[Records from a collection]

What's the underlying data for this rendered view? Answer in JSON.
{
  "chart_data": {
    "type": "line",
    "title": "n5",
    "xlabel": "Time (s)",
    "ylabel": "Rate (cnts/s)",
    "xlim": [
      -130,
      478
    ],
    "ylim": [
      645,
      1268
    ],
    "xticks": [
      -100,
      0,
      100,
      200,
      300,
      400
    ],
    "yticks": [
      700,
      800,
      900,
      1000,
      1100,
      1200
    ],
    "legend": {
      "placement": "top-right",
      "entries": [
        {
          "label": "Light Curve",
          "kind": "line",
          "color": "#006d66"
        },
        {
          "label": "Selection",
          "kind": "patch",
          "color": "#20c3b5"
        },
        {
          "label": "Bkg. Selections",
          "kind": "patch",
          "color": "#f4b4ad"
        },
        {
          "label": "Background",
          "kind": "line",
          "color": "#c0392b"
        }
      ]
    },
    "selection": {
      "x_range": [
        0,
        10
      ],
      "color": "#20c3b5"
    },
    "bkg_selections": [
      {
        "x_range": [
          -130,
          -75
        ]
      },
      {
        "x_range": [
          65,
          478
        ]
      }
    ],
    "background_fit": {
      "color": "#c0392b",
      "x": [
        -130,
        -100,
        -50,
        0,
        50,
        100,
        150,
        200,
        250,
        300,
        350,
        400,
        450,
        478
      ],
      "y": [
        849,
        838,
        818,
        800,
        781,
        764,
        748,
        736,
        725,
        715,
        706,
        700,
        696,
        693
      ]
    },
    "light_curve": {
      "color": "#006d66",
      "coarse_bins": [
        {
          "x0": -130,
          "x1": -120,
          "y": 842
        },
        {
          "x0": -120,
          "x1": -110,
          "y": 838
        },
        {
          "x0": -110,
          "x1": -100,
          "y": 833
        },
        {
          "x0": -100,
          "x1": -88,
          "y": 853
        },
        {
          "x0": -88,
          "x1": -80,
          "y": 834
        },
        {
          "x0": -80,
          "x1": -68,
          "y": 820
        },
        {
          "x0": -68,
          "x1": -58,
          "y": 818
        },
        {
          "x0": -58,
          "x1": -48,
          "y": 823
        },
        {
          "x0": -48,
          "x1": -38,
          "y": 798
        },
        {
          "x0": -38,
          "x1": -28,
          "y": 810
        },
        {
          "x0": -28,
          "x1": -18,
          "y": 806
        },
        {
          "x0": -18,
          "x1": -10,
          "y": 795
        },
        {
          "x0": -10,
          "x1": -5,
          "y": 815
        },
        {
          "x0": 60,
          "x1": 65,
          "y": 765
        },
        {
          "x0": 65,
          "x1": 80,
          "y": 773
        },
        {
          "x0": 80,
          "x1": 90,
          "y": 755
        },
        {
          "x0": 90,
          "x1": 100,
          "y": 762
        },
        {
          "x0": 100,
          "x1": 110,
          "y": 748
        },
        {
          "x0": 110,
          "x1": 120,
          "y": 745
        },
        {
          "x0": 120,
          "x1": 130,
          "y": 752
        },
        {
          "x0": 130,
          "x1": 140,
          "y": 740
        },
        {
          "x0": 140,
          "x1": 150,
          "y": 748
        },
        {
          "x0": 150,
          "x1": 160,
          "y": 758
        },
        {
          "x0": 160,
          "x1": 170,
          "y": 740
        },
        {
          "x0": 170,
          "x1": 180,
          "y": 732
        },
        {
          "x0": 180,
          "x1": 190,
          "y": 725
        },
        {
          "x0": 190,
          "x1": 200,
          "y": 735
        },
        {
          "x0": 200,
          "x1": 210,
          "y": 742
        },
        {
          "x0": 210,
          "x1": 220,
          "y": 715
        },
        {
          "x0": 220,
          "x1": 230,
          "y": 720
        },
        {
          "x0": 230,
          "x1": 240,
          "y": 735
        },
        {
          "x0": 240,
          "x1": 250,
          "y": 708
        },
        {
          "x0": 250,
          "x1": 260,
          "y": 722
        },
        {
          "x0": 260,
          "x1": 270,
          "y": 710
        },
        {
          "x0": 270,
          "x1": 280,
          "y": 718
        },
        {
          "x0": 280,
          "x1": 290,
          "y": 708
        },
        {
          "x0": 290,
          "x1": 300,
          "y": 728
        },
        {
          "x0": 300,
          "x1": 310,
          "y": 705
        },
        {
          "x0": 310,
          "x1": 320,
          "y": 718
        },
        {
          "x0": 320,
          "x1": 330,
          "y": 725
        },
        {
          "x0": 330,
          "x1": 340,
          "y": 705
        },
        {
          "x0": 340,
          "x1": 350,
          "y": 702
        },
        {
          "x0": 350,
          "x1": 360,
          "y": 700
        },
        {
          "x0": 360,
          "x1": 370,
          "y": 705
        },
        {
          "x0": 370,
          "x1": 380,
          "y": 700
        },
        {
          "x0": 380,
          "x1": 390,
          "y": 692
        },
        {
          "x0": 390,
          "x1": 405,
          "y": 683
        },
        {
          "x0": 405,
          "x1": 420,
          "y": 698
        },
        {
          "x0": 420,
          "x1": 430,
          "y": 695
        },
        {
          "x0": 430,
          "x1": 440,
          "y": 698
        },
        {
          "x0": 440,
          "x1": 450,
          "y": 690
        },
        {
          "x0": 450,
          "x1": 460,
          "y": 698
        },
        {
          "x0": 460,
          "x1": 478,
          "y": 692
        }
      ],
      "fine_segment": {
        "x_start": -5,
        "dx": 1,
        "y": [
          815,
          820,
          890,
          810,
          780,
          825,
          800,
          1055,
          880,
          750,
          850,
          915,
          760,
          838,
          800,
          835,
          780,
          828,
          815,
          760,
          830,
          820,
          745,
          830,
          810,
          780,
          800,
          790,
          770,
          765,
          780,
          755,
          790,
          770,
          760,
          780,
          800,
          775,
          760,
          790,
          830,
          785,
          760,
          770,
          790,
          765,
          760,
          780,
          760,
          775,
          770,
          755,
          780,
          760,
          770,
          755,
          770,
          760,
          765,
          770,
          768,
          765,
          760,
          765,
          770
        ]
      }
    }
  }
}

__Exercise description__: Copy each line of the entries that includes the word "color".

__Solution for this task__:
          "color": "#006d66"
          "color": "#20c3b5"
          "color": "#f4b4ad"
          "color": "#c0392b"
      "color": "#20c3b5"
      "color": "#c0392b",
      "color": "#006d66",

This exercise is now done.